● **Task prompt**: Please copy the data exactly as it stands, minus the images.

● **Material for the task**:
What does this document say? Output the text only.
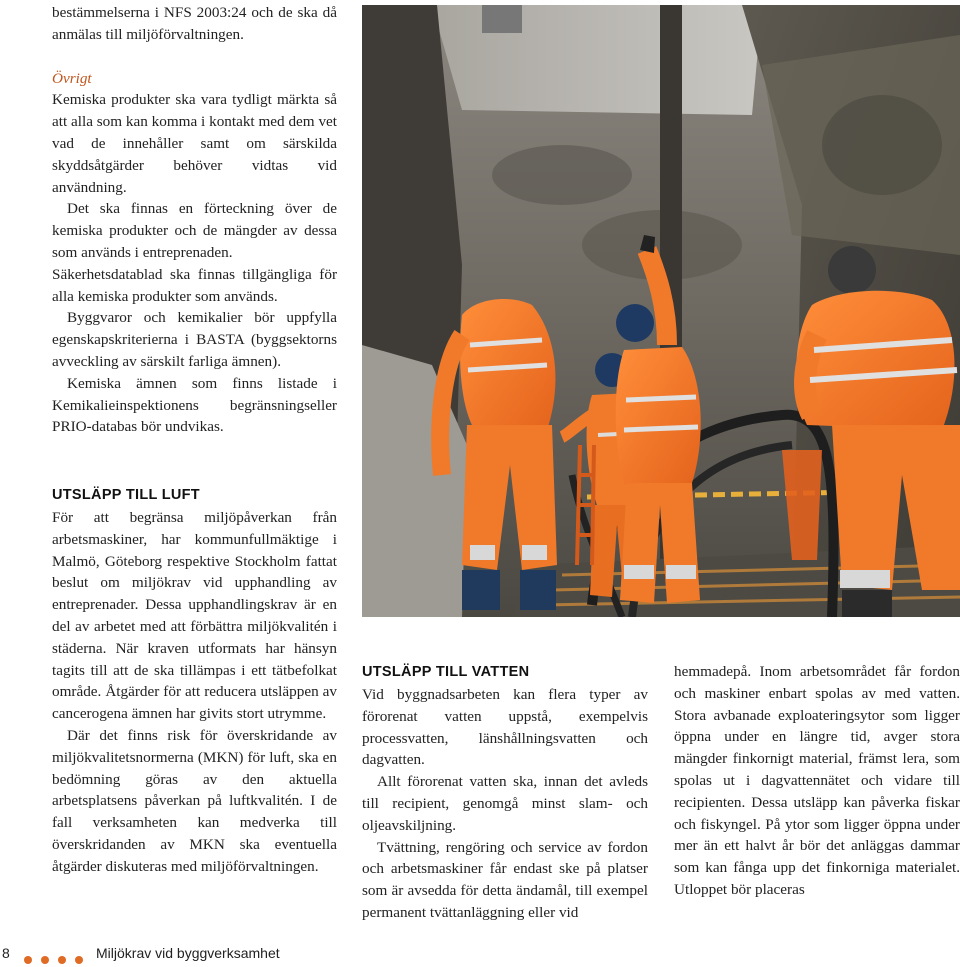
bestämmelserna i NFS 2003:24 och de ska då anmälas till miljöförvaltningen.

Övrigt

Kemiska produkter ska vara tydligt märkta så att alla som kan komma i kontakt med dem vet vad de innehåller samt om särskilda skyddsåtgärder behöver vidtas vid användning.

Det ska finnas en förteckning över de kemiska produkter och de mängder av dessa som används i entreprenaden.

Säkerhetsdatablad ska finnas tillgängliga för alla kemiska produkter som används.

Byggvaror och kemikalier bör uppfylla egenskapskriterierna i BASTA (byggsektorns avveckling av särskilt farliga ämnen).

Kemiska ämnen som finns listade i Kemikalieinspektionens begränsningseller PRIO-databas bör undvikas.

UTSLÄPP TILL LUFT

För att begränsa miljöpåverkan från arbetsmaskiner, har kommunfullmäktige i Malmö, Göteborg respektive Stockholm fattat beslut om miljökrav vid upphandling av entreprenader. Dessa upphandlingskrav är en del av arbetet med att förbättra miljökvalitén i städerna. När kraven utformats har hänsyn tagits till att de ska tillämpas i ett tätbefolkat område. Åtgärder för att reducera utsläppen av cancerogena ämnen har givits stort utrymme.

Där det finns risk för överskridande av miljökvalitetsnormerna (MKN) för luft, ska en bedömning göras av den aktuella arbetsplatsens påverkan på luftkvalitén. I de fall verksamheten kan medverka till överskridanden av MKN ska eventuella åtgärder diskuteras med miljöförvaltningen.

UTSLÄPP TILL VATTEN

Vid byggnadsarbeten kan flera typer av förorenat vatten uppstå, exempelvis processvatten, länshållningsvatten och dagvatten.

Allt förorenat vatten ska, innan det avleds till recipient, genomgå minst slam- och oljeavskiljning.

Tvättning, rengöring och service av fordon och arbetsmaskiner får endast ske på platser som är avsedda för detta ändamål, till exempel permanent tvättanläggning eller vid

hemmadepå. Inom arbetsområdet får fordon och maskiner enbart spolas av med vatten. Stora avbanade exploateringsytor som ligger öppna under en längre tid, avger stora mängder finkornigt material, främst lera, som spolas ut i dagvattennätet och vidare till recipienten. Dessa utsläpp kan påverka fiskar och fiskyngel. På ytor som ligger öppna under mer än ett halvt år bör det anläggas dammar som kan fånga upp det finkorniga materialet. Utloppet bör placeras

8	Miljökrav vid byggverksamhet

● **Result below**:
What does this document say? Output the text only.
bestämmelserna i NFS 2003:24 och de ska då anmälas till miljöförvaltningen.

Övrigt

Kemiska produkter ska vara tydligt märkta så att alla som kan komma i kontakt med dem vet vad de innehåller samt om särskilda skyddsåtgärder behöver vidtas vid användning.

Det ska finnas en förteckning över de kemiska produkter och de mängder av dessa som används i entreprenaden.

Säkerhetsdatablad ska finnas tillgängliga för alla kemiska produkter som används.

Byggvaror och kemikalier bör uppfylla egenskapskriterierna i BASTA (byggsektorns avveckling av särskilt farliga ämnen).

Kemiska ämnen som finns listade i Kemikalieinspektionens begränsningseller PRIO-databas bör undvikas.

UTSLÄPP TILL LUFT

För att begränsa miljöpåverkan från arbetsmaskiner, har kommunfullmäktige i Malmö, Göteborg respektive Stockholm fattat beslut om miljökrav vid upphandling av entreprenader. Dessa upphandlingskrav är en del av arbetet med att förbättra miljökvalitén i städerna. När kraven utformats har hänsyn tagits till att de ska tillämpas i ett tätbefolkat område. Åtgärder för att reducera utsläppen av cancerogena ämnen har givits stort utrymme.

Där det finns risk för överskridande av miljökvalitetsnormerna (MKN) för luft, ska en bedömning göras av den aktuella arbetsplatsens påverkan på luftkvalitén. I de fall verksamheten kan medverka till överskridanden av MKN ska eventuella åtgärder diskuteras med miljöförvaltningen.

UTSLÄPP TILL VATTEN

Vid byggnadsarbeten kan flera typer av förorenat vatten uppstå, exempelvis processvatten, länshållningsvatten och dagvatten.

Allt förorenat vatten ska, innan det avleds till recipient, genomgå minst slam- och oljeavskiljning.

Tvättning, rengöring och service av fordon och arbetsmaskiner får endast ske på platser som är avsedda för detta ändamål, till exempel permanent tvättanläggning eller vid

hemmadepå. Inom arbetsområdet får fordon och maskiner enbart spolas av med vatten. Stora avbanade exploateringsytor som ligger öppna under en längre tid, avger stora mängder finkornigt material, främst lera, som spolas ut i dagvattennätet och vidare till recipienten. Dessa utsläpp kan påverka fiskar och fiskyngel. På ytor som ligger öppna under mer än ett halvt år bör det anläggas dammar som kan fånga upp det finkorniga materialet. Utloppet bör placeras

8	Miljökrav vid byggverksamhet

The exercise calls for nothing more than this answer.